:: What you are asked to do ::
Gather from the material every line that contains the string "psicoanalisi".

:: Excerpted records ::
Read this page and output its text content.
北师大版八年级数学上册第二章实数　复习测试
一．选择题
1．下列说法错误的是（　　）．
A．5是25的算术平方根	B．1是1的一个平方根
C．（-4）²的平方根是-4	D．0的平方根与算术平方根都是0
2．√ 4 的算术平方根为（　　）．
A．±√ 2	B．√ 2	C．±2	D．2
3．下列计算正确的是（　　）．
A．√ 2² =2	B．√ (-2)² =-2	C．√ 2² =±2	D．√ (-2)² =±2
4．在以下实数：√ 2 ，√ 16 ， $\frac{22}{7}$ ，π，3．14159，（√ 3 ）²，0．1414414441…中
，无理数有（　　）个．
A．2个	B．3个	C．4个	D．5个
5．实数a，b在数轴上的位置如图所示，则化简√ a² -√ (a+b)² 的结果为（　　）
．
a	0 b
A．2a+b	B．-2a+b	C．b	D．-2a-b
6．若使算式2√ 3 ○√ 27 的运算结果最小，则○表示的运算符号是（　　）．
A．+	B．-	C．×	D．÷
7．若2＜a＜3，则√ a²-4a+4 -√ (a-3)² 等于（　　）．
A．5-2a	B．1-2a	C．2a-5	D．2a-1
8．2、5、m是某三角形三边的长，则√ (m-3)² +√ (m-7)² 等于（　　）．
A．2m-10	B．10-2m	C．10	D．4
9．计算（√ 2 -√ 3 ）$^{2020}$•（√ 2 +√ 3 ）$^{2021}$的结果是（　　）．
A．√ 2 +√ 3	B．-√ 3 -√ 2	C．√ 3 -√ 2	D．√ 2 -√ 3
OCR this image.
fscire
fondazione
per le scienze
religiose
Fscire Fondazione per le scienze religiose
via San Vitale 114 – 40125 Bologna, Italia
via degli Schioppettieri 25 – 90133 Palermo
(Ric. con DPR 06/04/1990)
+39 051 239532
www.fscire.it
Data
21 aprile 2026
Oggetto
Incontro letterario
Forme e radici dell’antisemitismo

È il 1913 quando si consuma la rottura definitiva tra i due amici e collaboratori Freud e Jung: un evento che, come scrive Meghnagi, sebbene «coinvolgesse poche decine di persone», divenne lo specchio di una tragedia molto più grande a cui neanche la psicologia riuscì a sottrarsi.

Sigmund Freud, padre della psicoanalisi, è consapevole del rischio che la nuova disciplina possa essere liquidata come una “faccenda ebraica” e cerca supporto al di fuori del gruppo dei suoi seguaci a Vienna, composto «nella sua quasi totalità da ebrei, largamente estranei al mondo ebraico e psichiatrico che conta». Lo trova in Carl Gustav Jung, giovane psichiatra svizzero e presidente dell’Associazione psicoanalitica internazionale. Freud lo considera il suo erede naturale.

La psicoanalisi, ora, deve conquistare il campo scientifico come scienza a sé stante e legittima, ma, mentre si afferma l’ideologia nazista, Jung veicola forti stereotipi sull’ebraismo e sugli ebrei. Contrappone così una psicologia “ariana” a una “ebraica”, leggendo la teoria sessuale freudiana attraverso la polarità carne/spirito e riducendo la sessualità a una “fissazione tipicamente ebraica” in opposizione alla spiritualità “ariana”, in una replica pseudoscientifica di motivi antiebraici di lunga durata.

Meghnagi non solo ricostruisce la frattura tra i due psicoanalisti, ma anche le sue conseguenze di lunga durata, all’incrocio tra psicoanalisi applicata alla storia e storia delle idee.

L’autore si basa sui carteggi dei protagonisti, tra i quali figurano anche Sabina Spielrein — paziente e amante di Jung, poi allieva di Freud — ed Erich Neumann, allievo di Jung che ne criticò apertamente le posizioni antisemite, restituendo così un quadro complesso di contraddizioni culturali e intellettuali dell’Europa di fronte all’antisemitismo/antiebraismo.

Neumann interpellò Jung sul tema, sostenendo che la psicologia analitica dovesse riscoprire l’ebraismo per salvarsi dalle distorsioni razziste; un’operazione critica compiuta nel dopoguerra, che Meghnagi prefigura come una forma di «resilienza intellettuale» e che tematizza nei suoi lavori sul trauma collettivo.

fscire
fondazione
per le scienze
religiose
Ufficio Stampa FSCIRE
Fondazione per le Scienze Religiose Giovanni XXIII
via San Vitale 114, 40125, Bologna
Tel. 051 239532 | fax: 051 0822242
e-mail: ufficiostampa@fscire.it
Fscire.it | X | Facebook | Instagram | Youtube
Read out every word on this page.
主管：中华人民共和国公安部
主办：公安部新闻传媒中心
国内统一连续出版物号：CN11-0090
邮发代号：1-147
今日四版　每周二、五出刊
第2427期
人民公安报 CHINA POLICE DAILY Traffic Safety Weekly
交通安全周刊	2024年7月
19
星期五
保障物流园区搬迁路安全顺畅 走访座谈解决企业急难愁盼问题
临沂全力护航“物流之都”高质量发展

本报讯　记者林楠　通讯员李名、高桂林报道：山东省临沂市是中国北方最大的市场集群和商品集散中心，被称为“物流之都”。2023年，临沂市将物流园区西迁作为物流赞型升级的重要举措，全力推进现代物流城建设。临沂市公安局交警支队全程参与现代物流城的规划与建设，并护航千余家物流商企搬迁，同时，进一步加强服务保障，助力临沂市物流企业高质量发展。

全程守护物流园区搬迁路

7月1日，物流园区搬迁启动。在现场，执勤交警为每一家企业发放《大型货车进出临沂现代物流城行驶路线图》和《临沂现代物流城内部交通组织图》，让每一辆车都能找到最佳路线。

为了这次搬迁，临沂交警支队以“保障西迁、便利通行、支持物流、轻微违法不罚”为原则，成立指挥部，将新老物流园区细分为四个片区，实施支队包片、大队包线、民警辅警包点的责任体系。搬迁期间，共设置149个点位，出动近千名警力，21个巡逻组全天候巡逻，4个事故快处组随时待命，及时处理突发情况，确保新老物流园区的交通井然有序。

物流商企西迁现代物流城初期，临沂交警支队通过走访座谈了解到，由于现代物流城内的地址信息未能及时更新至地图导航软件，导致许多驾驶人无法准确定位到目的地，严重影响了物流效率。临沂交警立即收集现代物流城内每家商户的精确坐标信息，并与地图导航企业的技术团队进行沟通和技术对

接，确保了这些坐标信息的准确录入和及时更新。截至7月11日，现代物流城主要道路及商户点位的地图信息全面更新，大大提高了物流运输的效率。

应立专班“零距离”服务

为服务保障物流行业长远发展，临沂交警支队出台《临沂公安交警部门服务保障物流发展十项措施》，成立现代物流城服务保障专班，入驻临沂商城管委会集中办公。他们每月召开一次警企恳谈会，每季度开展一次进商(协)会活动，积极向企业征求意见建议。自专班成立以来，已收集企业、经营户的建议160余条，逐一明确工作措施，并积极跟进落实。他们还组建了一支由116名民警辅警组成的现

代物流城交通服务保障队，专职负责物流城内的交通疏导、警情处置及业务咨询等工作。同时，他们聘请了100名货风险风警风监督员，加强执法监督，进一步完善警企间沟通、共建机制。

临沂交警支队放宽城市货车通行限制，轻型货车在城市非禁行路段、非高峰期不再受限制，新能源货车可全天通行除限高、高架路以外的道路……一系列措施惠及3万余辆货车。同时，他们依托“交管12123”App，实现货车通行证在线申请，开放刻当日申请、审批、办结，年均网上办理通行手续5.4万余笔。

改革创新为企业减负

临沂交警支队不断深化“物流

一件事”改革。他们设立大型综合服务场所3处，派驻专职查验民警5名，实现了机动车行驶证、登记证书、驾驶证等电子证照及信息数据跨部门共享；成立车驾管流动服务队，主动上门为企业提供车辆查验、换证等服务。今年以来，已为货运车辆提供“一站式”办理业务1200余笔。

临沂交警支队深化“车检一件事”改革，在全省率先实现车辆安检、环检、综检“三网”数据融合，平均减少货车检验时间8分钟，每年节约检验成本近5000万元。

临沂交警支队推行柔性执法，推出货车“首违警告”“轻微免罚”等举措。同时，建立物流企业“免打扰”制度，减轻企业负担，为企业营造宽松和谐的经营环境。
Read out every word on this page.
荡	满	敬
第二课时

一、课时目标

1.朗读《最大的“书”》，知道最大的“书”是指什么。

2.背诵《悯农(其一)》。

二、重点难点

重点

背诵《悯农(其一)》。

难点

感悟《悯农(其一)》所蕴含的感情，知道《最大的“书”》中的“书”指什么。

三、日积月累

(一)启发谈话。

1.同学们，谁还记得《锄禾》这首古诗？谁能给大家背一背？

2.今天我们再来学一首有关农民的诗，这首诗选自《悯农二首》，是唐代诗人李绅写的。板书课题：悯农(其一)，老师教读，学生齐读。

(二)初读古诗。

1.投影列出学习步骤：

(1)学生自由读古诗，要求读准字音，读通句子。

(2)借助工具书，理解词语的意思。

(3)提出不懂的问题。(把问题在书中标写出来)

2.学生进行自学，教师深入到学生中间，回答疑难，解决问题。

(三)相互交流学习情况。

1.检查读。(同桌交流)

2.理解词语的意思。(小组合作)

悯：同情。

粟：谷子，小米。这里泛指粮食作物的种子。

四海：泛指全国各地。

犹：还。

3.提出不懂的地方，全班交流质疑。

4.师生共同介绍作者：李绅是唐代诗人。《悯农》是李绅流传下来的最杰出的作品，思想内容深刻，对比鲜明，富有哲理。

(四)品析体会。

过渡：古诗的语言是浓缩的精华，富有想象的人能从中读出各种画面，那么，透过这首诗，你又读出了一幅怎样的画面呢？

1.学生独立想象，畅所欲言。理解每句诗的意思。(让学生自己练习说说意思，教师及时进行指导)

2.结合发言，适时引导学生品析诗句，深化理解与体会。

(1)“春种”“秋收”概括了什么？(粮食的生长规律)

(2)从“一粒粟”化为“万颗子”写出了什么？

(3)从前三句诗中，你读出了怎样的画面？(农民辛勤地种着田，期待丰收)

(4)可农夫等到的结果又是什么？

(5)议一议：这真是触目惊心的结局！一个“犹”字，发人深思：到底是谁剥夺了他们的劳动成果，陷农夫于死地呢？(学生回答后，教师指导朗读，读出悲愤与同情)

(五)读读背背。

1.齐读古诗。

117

:: Result of the exercise ::
Sigmund Freud, padre della psicoanalisi, è consapevole del rischio che la nuova disciplina possa essere liquidata come una “faccenda ebraica” e cerca supporto al di fuori del gruppo dei suoi seguaci a Vienna, composto «nella sua quasi totalità da ebrei, largamente estranei al mondo ebraico e psichiatrico che conta». Lo trova in Carl Gustav Jung, giovane psichiatra svizzero e presidente dell’Associazione psicoanalitica internazionale. Freud lo considera il suo erede naturale.
La psicoanalisi, ora, deve conquistare il campo scientifico come scienza a sé stante e legittima, ma, mentre si afferma l’ideologia nazista, Jung veicola forti stereotipi sull’ebraismo e sugli ebrei. Contrappone così una psicologia “ariana” a una “ebraica”, leggendo la teoria sessuale freudiana attraverso la polarità carne/spirito e riducendo la sessualità a una “fissazione tipicamente ebraica” in opposizione alla spiritualità “ariana”, in una replica pseudoscientifica di motivi antiebraici di lunga durata.
Meghnagi non solo ricostruisce la frattura tra i due psicoanalisti, ma anche le sue conseguenze di lunga durata, all’incrocio tra psicoanalisi applicata alla storia e storia delle idee.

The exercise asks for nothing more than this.